[INFORMATION GIVEN — start]

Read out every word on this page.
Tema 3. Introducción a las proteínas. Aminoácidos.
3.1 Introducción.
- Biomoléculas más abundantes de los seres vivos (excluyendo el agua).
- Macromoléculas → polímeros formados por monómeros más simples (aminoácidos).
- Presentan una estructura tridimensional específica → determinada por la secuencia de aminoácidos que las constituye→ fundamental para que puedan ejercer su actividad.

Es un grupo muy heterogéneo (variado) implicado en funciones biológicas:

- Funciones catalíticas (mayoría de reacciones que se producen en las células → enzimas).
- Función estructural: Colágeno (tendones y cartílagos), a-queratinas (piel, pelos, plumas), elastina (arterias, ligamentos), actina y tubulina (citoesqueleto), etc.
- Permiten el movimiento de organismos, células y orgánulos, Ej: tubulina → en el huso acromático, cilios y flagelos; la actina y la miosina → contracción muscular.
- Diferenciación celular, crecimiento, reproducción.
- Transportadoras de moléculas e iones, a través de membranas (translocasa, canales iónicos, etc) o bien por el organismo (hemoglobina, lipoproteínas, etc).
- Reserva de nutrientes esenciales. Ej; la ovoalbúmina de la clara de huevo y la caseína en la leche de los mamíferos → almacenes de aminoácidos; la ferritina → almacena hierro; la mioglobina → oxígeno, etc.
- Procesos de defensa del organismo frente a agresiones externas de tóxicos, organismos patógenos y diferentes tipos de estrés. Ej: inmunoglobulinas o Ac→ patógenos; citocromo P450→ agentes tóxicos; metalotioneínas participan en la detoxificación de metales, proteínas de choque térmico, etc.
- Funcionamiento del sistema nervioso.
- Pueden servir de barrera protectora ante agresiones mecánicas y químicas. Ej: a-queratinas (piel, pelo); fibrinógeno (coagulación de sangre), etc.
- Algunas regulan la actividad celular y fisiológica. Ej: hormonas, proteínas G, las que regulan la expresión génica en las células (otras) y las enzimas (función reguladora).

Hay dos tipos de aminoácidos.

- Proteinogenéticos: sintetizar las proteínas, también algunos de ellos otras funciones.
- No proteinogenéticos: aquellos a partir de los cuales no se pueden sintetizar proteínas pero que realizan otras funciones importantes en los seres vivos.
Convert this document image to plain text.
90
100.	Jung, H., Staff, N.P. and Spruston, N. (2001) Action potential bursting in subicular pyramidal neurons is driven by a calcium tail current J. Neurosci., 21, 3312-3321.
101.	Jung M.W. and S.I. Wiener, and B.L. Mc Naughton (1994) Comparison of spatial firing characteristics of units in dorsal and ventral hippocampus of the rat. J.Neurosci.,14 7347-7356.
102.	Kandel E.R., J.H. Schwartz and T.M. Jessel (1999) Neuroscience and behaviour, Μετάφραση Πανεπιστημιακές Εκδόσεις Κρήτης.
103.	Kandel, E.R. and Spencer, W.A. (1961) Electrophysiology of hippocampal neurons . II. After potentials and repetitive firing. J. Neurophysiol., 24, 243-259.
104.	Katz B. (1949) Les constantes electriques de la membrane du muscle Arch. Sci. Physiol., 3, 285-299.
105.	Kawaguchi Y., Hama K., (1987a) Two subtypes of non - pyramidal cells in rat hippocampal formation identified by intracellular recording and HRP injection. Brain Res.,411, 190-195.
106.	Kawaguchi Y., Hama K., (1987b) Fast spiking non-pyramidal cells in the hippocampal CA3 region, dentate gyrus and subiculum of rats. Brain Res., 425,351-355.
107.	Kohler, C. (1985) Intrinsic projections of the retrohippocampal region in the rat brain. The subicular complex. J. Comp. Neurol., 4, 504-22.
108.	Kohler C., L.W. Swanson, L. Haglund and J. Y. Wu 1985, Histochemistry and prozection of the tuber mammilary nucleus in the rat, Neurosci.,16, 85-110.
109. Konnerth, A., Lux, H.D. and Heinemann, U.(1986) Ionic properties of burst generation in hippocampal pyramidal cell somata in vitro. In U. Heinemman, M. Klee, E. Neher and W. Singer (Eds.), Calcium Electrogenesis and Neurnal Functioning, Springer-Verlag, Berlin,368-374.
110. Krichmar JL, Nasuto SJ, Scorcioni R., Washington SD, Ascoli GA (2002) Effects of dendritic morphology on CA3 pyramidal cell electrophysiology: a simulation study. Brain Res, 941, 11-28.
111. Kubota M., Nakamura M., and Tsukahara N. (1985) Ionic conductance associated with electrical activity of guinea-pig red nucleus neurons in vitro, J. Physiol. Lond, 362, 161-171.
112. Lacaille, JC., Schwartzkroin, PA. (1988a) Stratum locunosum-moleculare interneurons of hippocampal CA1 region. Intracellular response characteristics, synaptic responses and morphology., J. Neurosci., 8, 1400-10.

[INFORMATION GIVEN — finish]
[INFORMATION GIVEN — start]

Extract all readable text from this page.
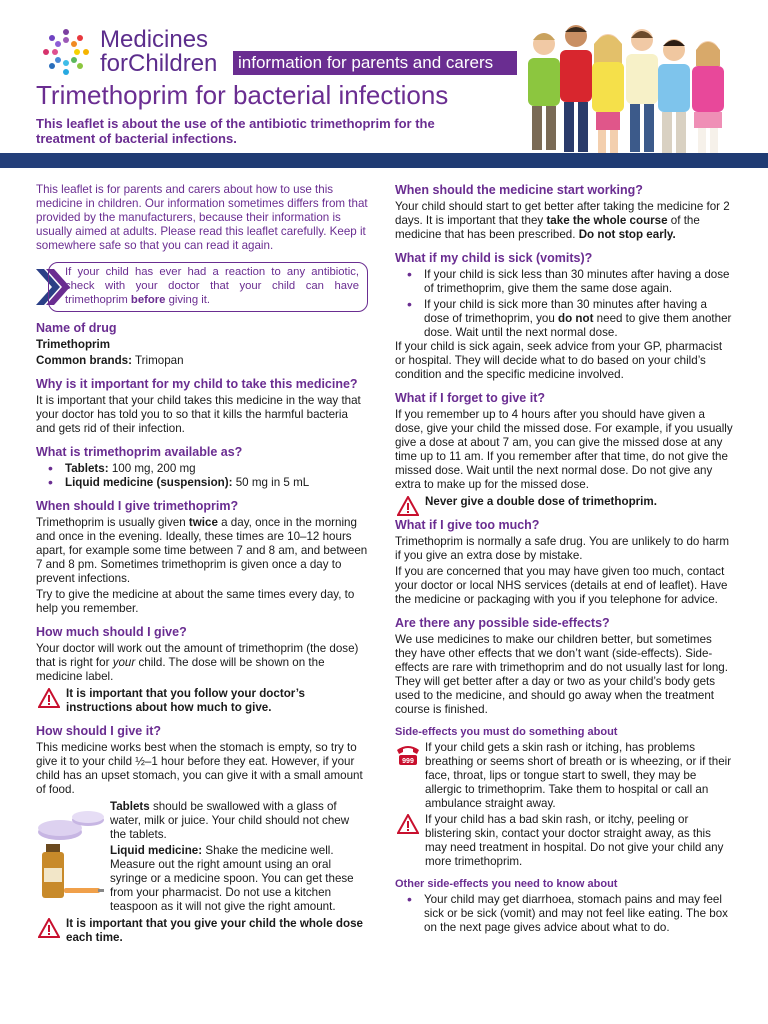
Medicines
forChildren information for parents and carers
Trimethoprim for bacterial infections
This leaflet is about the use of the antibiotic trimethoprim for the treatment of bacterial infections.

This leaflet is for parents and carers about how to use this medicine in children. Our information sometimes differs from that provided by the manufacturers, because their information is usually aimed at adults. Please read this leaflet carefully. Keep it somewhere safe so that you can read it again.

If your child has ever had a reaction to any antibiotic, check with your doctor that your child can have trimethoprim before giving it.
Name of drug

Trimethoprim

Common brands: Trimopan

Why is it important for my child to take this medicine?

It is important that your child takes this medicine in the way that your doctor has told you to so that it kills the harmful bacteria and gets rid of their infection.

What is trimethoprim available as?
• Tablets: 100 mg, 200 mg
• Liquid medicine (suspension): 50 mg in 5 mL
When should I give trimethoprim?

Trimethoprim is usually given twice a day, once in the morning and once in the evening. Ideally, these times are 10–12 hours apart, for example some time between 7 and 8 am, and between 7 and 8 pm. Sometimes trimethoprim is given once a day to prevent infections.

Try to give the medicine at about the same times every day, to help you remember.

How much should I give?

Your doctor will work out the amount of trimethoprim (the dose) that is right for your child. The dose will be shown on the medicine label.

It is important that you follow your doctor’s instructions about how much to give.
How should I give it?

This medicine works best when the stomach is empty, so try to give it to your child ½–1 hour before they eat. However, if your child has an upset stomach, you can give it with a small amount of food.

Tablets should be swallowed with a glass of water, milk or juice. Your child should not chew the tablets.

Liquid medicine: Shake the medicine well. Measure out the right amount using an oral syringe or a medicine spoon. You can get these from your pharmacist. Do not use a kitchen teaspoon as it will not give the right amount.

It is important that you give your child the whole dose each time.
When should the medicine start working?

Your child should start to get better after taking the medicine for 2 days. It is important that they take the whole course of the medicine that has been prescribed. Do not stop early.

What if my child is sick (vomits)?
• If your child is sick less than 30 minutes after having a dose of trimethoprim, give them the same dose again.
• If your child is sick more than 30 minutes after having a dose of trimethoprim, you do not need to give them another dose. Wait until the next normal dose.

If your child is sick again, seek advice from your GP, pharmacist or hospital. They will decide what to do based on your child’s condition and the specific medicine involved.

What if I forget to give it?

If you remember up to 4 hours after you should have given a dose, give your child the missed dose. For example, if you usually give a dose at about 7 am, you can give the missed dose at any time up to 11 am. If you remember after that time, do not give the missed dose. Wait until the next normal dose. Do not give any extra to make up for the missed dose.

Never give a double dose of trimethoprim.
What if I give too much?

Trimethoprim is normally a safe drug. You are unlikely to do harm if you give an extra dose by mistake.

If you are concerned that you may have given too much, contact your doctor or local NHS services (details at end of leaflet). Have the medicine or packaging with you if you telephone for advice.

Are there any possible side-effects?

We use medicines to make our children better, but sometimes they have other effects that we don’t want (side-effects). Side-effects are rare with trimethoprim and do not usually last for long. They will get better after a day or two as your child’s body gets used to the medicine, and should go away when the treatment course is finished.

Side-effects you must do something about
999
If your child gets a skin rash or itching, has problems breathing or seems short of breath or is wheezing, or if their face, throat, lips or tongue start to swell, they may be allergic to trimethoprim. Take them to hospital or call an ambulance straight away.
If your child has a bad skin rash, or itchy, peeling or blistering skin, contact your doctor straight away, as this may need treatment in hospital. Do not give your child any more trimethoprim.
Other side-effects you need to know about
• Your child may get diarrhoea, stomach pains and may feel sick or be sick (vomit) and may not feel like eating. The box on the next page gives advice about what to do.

[INFORMATION GIVEN — finish]

__WORK INSTRUCTIONS__
Wherever the word "drug" appears in a line of the data, copy that line.

__TASK RESULT__
Name of drug
Trimethoprim is normally a safe drug. You are unlikely to do harm if you give an extra dose by mistake.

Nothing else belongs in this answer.